## [LISTING]
================

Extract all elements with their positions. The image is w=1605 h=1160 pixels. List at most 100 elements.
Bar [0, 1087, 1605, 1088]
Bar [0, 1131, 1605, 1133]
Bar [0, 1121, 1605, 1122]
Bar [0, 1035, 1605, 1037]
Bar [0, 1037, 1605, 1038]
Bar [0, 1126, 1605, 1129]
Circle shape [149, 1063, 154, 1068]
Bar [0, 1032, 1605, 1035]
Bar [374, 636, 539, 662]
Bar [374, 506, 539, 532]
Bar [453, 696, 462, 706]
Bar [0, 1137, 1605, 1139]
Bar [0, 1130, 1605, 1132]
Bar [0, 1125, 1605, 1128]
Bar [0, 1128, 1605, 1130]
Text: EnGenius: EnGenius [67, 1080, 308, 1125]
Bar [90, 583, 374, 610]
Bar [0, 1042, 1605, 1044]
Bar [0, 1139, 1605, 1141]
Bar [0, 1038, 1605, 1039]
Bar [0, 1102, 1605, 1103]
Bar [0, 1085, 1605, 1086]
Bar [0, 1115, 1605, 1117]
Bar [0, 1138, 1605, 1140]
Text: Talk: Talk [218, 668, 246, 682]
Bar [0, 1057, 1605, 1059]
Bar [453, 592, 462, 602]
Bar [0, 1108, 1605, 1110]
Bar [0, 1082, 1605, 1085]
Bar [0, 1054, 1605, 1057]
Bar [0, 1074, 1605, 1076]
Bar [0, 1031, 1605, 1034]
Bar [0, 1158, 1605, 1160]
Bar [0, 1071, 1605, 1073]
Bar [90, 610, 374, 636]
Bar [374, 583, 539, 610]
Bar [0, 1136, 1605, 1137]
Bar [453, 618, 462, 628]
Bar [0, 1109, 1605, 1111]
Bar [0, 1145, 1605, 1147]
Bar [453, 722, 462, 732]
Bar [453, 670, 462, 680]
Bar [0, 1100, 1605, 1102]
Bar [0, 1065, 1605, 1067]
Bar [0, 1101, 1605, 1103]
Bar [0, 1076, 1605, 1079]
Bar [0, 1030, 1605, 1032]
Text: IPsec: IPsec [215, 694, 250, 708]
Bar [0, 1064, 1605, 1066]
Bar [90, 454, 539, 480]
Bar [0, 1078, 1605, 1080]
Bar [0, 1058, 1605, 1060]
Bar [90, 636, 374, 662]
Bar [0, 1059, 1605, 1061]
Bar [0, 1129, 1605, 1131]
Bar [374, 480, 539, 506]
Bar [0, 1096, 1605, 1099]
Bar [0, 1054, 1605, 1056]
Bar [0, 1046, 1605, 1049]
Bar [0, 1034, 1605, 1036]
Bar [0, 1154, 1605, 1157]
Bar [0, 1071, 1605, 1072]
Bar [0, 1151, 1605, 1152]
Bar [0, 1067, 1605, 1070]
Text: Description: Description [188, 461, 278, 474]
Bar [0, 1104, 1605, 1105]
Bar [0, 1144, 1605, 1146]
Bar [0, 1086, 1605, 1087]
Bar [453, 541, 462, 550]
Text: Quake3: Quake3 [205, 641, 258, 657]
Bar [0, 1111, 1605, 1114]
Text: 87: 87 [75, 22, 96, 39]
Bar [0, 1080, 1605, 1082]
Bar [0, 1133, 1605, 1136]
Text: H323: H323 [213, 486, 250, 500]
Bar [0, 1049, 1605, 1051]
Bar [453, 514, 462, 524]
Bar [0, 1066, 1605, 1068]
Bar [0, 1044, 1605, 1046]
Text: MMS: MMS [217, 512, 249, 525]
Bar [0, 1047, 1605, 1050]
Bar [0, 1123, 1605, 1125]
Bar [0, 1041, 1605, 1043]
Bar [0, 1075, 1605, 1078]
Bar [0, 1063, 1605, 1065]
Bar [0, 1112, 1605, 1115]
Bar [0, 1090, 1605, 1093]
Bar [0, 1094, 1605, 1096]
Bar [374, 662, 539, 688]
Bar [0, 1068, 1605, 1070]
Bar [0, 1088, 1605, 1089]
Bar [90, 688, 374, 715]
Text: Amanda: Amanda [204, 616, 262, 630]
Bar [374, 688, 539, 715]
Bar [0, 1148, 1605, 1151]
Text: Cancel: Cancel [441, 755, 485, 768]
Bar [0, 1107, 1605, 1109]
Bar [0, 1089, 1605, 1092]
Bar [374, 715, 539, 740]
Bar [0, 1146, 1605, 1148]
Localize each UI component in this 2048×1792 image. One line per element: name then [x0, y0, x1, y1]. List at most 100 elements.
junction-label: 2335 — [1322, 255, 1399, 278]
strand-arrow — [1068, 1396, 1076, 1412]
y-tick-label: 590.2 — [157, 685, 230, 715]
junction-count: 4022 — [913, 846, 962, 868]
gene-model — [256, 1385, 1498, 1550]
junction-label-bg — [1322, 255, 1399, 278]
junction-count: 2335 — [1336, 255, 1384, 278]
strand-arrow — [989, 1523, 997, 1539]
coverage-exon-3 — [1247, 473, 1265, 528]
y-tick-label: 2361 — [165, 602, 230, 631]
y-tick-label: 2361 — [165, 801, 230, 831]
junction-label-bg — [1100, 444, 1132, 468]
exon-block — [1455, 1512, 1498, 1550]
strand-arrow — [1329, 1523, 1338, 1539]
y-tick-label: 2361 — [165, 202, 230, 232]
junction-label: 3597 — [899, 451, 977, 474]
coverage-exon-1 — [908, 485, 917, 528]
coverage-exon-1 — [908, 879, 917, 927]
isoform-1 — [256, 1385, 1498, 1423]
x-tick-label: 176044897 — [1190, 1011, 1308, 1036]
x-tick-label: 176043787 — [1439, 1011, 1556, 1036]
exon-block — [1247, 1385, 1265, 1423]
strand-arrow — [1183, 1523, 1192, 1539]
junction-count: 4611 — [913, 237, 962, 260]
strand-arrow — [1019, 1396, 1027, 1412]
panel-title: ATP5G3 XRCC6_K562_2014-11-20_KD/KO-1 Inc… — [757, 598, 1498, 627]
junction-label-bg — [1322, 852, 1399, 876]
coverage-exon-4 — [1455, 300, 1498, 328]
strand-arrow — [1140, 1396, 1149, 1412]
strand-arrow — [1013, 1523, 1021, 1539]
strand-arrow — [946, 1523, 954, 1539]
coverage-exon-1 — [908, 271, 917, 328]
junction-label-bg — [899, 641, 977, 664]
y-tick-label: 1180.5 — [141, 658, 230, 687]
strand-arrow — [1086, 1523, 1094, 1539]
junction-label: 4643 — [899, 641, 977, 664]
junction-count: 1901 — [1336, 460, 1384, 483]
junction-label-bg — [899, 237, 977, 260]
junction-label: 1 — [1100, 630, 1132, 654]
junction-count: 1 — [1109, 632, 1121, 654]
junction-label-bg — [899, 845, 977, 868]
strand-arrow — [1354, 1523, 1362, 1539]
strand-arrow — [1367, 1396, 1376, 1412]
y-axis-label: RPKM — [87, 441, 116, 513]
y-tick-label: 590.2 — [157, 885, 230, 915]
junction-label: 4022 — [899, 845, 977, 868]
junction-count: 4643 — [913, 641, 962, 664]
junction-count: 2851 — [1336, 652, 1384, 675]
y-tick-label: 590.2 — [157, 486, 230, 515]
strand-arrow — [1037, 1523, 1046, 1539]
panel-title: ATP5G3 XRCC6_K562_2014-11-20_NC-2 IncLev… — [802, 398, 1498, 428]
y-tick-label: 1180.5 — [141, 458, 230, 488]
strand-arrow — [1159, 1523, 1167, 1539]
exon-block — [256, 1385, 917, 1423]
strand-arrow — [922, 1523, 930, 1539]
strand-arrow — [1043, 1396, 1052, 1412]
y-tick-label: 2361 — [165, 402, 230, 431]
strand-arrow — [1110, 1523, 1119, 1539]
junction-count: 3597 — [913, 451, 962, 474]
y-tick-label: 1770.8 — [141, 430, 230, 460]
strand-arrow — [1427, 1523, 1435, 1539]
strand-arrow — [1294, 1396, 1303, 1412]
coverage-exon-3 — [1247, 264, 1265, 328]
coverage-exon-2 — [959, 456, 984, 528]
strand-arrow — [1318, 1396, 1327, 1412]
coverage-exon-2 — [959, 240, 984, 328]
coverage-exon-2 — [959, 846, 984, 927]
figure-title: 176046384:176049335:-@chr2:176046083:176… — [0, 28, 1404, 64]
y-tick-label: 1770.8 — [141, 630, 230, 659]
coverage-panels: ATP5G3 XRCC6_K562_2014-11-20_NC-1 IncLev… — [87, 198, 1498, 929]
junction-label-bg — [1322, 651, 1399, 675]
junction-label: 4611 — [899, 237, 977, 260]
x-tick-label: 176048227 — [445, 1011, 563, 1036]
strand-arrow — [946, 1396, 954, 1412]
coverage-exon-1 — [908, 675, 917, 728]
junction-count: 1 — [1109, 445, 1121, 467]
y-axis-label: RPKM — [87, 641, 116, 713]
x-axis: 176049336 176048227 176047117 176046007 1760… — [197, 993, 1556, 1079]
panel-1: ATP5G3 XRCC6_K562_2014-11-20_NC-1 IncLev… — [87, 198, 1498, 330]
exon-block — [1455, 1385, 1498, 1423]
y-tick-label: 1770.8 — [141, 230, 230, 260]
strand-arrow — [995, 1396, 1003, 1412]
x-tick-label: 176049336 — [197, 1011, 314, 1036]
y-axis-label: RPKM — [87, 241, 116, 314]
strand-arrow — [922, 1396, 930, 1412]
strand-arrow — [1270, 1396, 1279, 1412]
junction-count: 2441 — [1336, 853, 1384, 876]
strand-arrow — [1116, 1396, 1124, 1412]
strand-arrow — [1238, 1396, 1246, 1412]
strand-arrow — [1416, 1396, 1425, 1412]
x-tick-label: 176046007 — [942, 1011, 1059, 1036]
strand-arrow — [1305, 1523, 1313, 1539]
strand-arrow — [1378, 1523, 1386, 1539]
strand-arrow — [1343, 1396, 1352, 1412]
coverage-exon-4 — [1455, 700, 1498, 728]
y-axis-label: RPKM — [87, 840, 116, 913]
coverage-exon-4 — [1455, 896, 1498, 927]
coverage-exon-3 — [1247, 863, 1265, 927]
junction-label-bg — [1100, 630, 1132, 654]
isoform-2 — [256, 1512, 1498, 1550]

================

## [WRITTEN TASK]
Copy out, word for word, every line from the start of the records down to and including the line that contains "Bar [0, 1136, 1605, 1137]".

## [SOLUTION BELOW]
Extract all elements with their positions. The image is w=1605 h=1160 pixels. List at most 100 elements.
Bar [0, 1087, 1605, 1088]
Bar [0, 1131, 1605, 1133]
Bar [0, 1121, 1605, 1122]
Bar [0, 1035, 1605, 1037]
Bar [0, 1037, 1605, 1038]
Bar [0, 1126, 1605, 1129]
Circle shape [149, 1063, 154, 1068]
Bar [0, 1032, 1605, 1035]
Bar [374, 636, 539, 662]
Bar [374, 506, 539, 532]
Bar [453, 696, 462, 706]
Bar [0, 1137, 1605, 1139]
Bar [0, 1130, 1605, 1132]
Bar [0, 1125, 1605, 1128]
Bar [0, 1128, 1605, 1130]
Text: EnGenius: EnGenius [67, 1080, 308, 1125]
Bar [90, 583, 374, 610]
Bar [0, 1042, 1605, 1044]
Bar [0, 1139, 1605, 1141]
Bar [0, 1038, 1605, 1039]
Bar [0, 1102, 1605, 1103]
Bar [0, 1085, 1605, 1086]
Bar [0, 1115, 1605, 1117]
Bar [0, 1138, 1605, 1140]
Text: Talk: Talk [218, 668, 246, 682]
Bar [0, 1057, 1605, 1059]
Bar [453, 592, 462, 602]
Bar [0, 1108, 1605, 1110]
Bar [0, 1082, 1605, 1085]
Bar [0, 1054, 1605, 1057]
Bar [0, 1074, 1605, 1076]
Bar [0, 1031, 1605, 1034]
Bar [0, 1158, 1605, 1160]
Bar [0, 1071, 1605, 1073]
Bar [90, 610, 374, 636]
Bar [374, 583, 539, 610]
Bar [0, 1136, 1605, 1137]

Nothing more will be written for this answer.